* begin Supplied records *

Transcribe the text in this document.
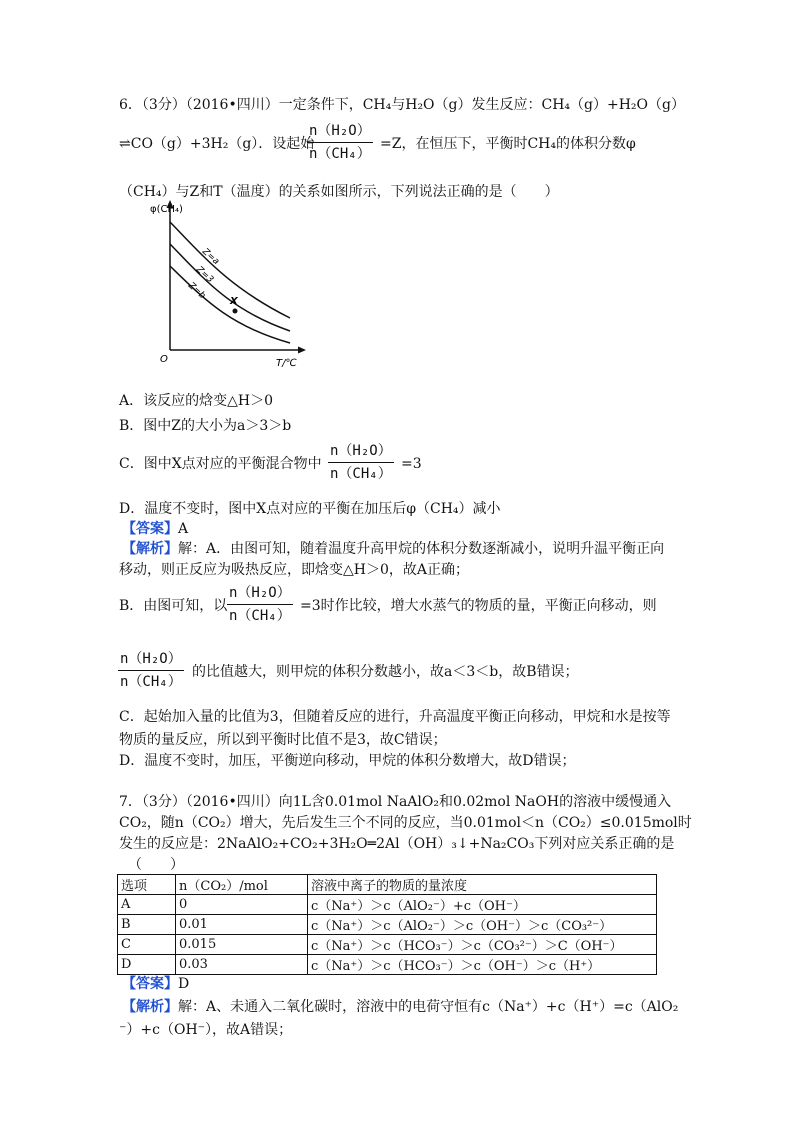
6．（3分）（2016•四川）一定条件下，CH₄与H₂O（g）发生反应：CH₄（g）+H₂O（g）
⇌CO（g）+3H₂（g）．设起始
n（H₂O）
n（CH₄）
=Z，在恒压下，平衡时CH₄的体积分数φ
（CH₄）与Z和T（温度）的关系如图所示，下列说法正确的是（　　）
φ(CH₄)
O	T/℃
Z=a
Z=3
Z=b
X
A．该反应的焓变△H＞0
B．图中Z的大小为a＞3＞b
C．图中X点对应的平衡混合物中
n（H₂O）
n（CH₄）
=3
D．温度不变时，图中X点对应的平衡在加压后φ（CH₄）减小
【答案】A
【解析】解：A．由图可知，随着温度升高甲烷的体积分数逐渐减小，说明升温平衡正向
移动，则正反应为吸热反应，即焓变△H＞0，故A正确；
B．由图可知，以
n（H₂O）
n（CH₄）
=3时作比较，增大水蒸气的物质的量，平衡正向移动，则
n（H₂O）
n（CH₄）
的比值越大，则甲烷的体积分数越小，故a＜3＜b，故B错误；
C．起始加入量的比值为3，但随着反应的进行，升高温度平衡正向移动，甲烷和水是按等
物质的量反应，所以到平衡时比值不是3，故C错误；
D．温度不变时，加压，平衡逆向移动，甲烷的体积分数增大，故D错误；
7．（3分）（2016•四川）向1L含0.01mol NaAlO₂和0.02mol NaOH的溶液中缓慢通入
CO₂，随n（CO₂）增大，先后发生三个不同的反应，当0.01mol＜n（CO₂）≤0.015mol时
发生的反应是：2NaAlO₂+CO₂+3H₂O═2Al（OH）₃↓+Na₂CO₃下列对应关系正确的是
（　　）
选项	n（CO₂）/mol	溶液中离子的物质的量浓度
A	0	c（Na⁺）＞c（AlO₂⁻）+c（OH⁻）
B	0.01	c（Na⁺）＞c（AlO₂⁻）＞c（OH⁻）＞c（CO₃²⁻）
C	0.015	c（Na⁺）＞c（HCO₃⁻）＞c（CO₃²⁻）＞C（OH⁻）
D	0.03	c（Na⁺）＞c（HCO₃⁻）＞c（OH⁻）＞c（H⁺）
【答案】D
【解析】解：A、未通入二氧化碳时，溶液中的电荷守恒有c（Na⁺）+c（H⁺）=c（AlO₂
⁻）+c（OH⁻），故A错误；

* end Supplied records *

Print the complete listing exactly, apart from any pictures.

Transcribe the text in this document.
6．（3分）（2016•四川）一定条件下，CH₄与H₂O（g）发生反应：CH₄（g）+H₂O（g）
⇌CO（g）+3H₂（g）．设起始
n（H₂O）
n（CH₄）
=Z，在恒压下，平衡时CH₄的体积分数φ
（CH₄）与Z和T（温度）的关系如图所示，下列说法正确的是（　　）
φ(CH₄)
O	T/℃
Z=a
Z=3
Z=b
X
A．该反应的焓变△H＞0
B．图中Z的大小为a＞3＞b
C．图中X点对应的平衡混合物中
n（H₂O）
n（CH₄）
=3
D．温度不变时，图中X点对应的平衡在加压后φ（CH₄）减小
【答案】A
【解析】解：A．由图可知，随着温度升高甲烷的体积分数逐渐减小，说明升温平衡正向
移动，则正反应为吸热反应，即焓变△H＞0，故A正确；
B．由图可知，以
n（H₂O）
n（CH₄）
=3时作比较，增大水蒸气的物质的量，平衡正向移动，则
n（H₂O）
n（CH₄）
的比值越大，则甲烷的体积分数越小，故a＜3＜b，故B错误；
C．起始加入量的比值为3，但随着反应的进行，升高温度平衡正向移动，甲烷和水是按等
物质的量反应，所以到平衡时比值不是3，故C错误；
D．温度不变时，加压，平衡逆向移动，甲烷的体积分数增大，故D错误；
7．（3分）（2016•四川）向1L含0.01mol NaAlO₂和0.02mol NaOH的溶液中缓慢通入
CO₂，随n（CO₂）增大，先后发生三个不同的反应，当0.01mol＜n（CO₂）≤0.015mol时
发生的反应是：2NaAlO₂+CO₂+3H₂O═2Al（OH）₃↓+Na₂CO₃下列对应关系正确的是
（　　）
选项	n（CO₂）/mol	溶液中离子的物质的量浓度
A	0	c（Na⁺）＞c（AlO₂⁻）+c（OH⁻）
B	0.01	c（Na⁺）＞c（AlO₂⁻）＞c（OH⁻）＞c（CO₃²⁻）
C	0.015	c（Na⁺）＞c（HCO₃⁻）＞c（CO₃²⁻）＞C（OH⁻）
D	0.03	c（Na⁺）＞c（HCO₃⁻）＞c（OH⁻）＞c（H⁺）
【答案】D
【解析】解：A、未通入二氧化碳时，溶液中的电荷守恒有c（Na⁺）+c（H⁺）=c（AlO₂
⁻）+c（OH⁻），故A错误；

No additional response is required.